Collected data
_ _ _ _

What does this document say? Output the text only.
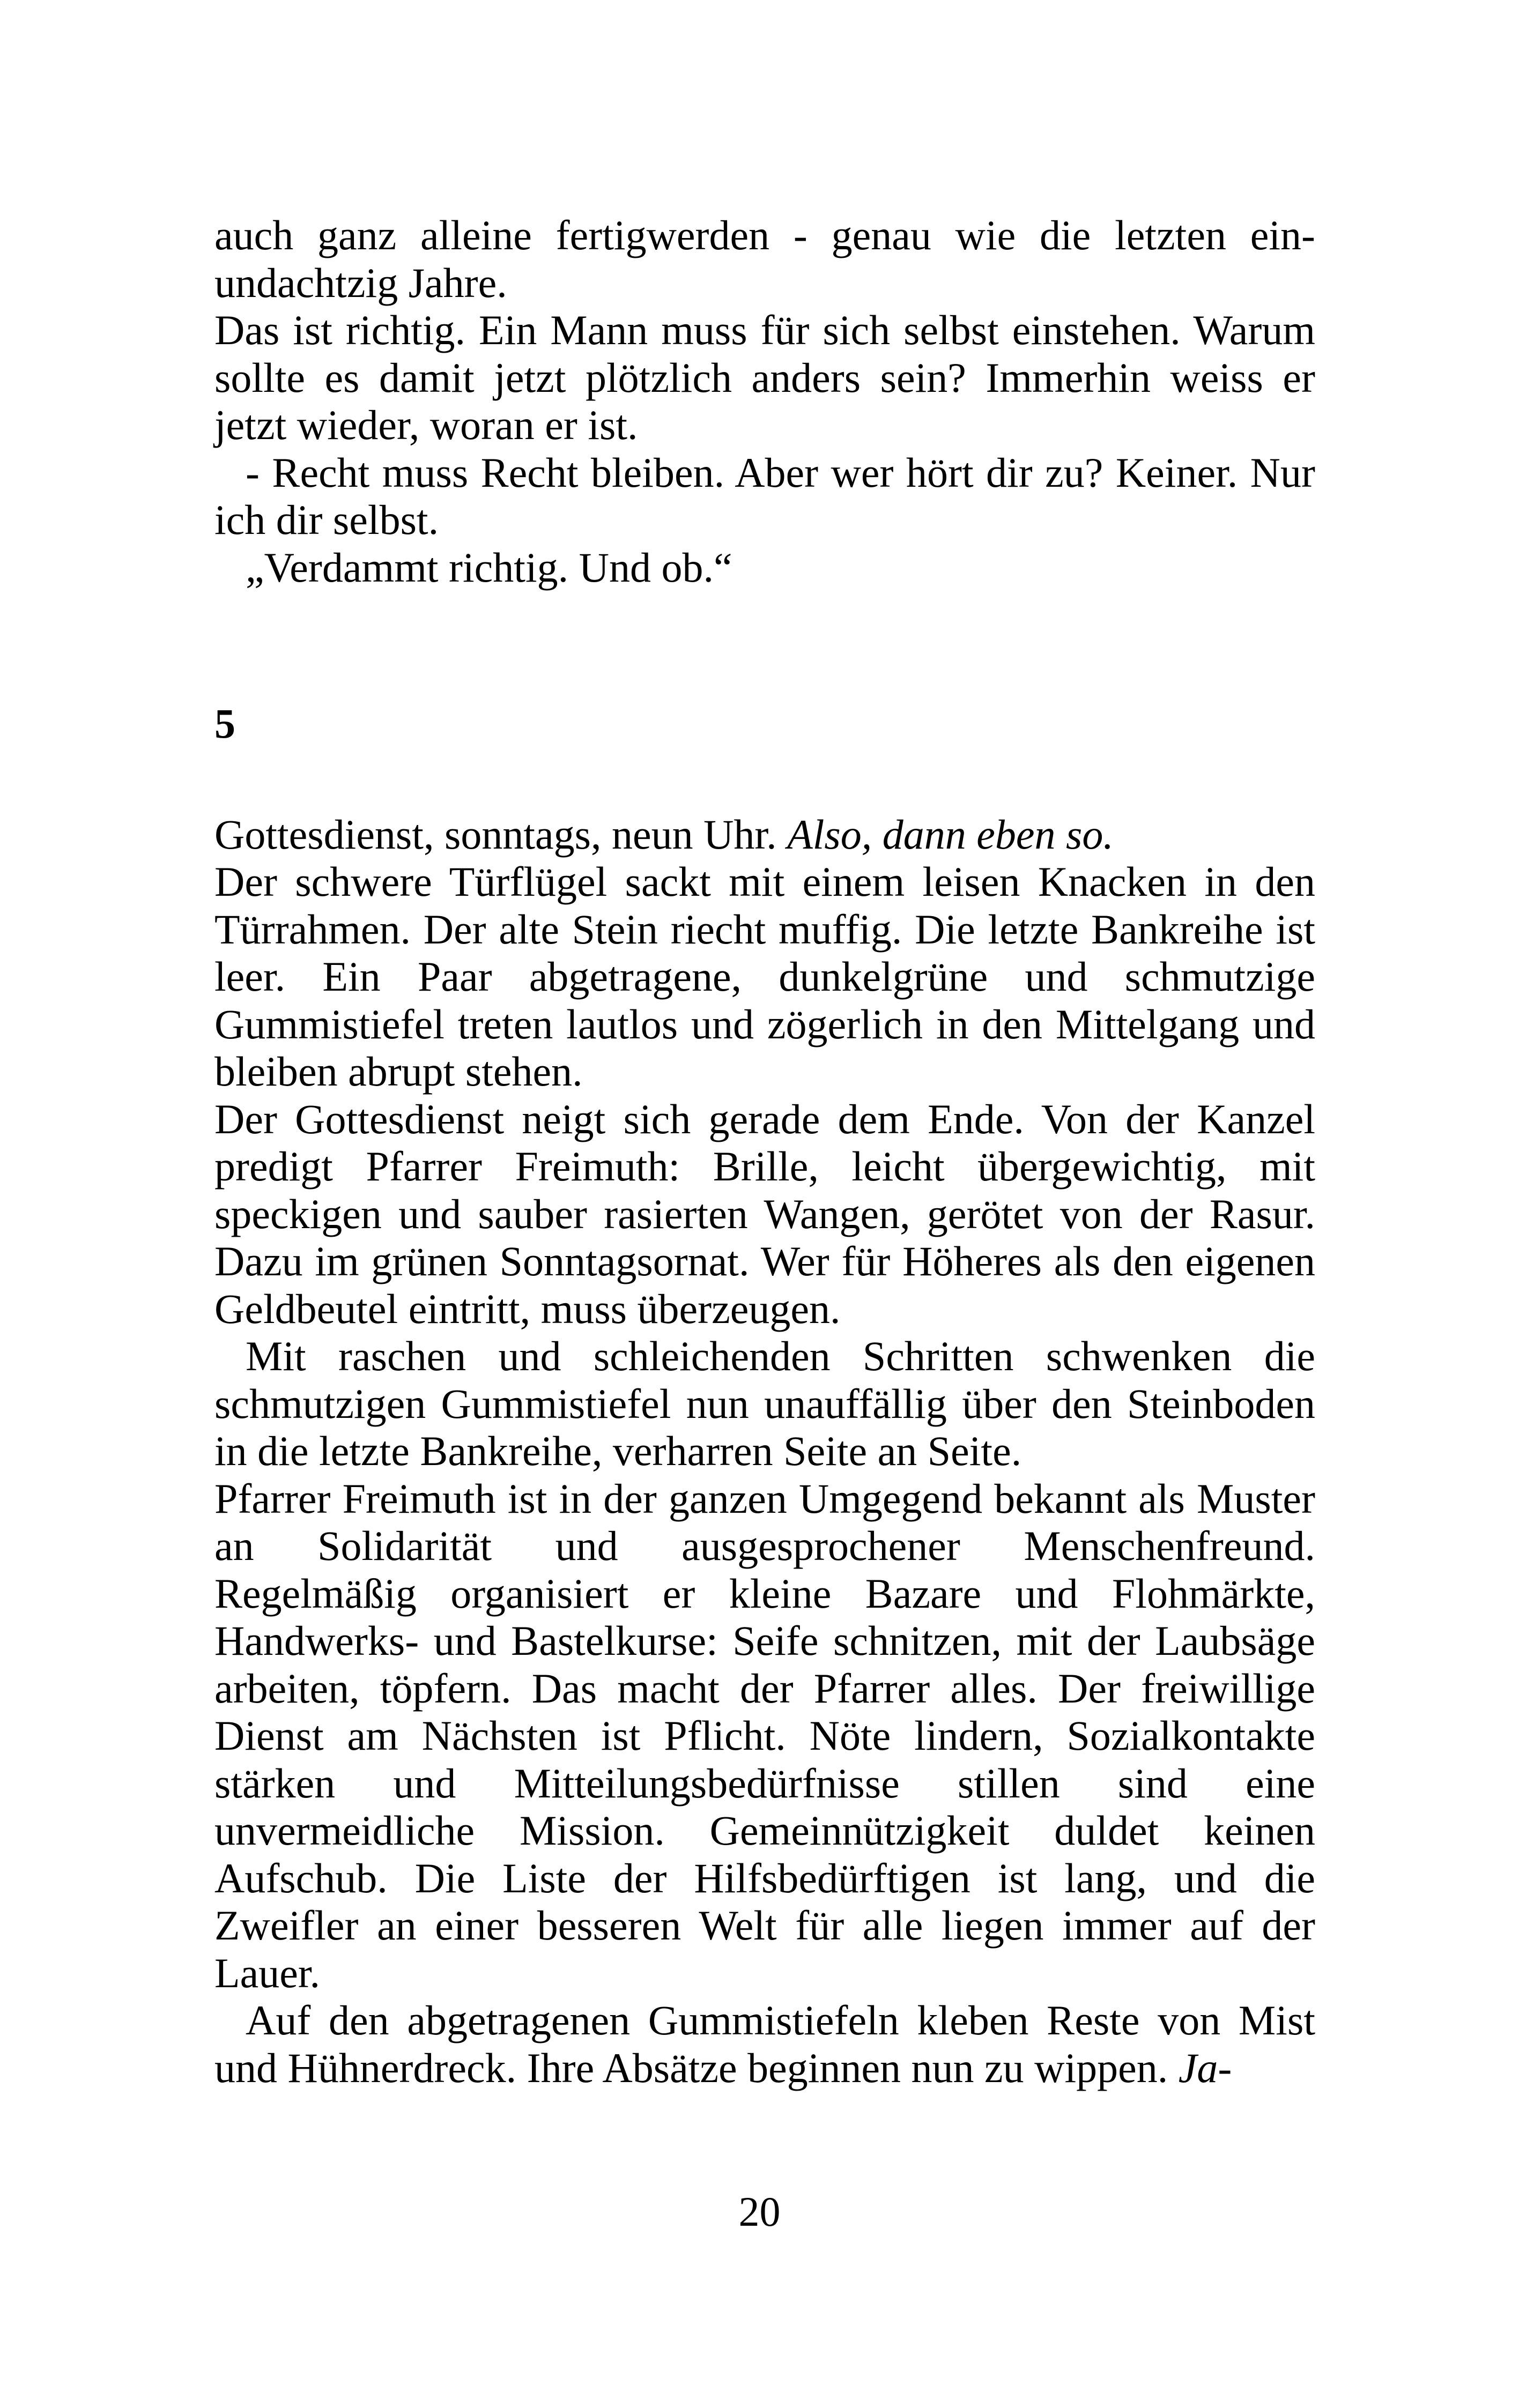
auch ganz alleine fertigwerden - genau wie die letzten einundachtzig Jahre.

Das ist richtig. Ein Mann muss für sich selbst einstehen. Warum sollte es damit jetzt plötzlich anders sein? Immerhin weiss er jetzt wieder, woran er ist.

- Recht muss Recht bleiben. Aber wer hört dir zu? Keiner. Nur ich dir selbst.

„Verdammt richtig. Und ob.“

5

Gottesdienst, sonntags, neun Uhr. Also, dann eben so.

Der schwere Türflügel sackt mit einem leisen Knacken in den Türrahmen. Der alte Stein riecht muffig. Die letzte Bankreihe ist leer. Ein Paar abgetragene, dunkelgrüne und schmutzige Gummistiefel treten lautlos und zögerlich in den Mittelgang und bleiben abrupt stehen.

Der Gottesdienst neigt sich gerade dem Ende. Von der Kanzel predigt Pfarrer Freimuth: Brille, leicht übergewichtig, mit speckigen und sauber rasierten Wangen, gerötet von der Rasur. Dazu im grünen Sonntagsornat. Wer für Höheres als den eigenen Geldbeutel eintritt, muss überzeugen.

Mit raschen und schleichenden Schritten schwenken die schmutzigen Gummistiefel nun unauffällig über den Steinboden in die letzte Bankreihe, verharren Seite an Seite.

Pfarrer Freimuth ist in der ganzen Umgegend bekannt als Muster an Solidarität und ausgesprochener Menschenfreund. Regelmäßig organisiert er kleine Bazare und Flohmärkte, Handwerks- und Bastelkurse: Seife schnitzen, mit der Laubsäge arbeiten, töpfern. Das macht der Pfarrer alles. Der freiwillige Dienst am Nächsten ist Pflicht. Nöte lindern, Sozialkontakte stärken und Mitteilungsbedürfnisse stillen sind eine unvermeidliche Mission. Gemeinnützigkeit duldet keinen Aufschub. Die Liste der Hilfsbedürftigen ist lang, und die Zweifler an einer besseren Welt für alle liegen immer auf der Lauer.

Auf den abgetragenen Gummistiefeln kleben Reste von Mist und Hühnerdreck. Ihre Absätze beginnen nun zu wippen. Ja-

20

_ _ _ _

Set exercise – Gather and copy every line of the data in which the string "Gottesdienst" is found.

Final result –
Gottesdienst, sonntags, neun Uhr. Also, dann eben so.
Der Gottesdienst neigt sich gerade dem Ende. Von der Kanzel predigt Pfarrer Freimuth: Brille, leicht übergewichtig, mit speckigen und sauber rasierten Wangen, gerötet von der Rasur. Dazu im grünen Sonntagsornat. Wer für Höheres als den eigenen Geldbeutel eintritt, muss überzeugen.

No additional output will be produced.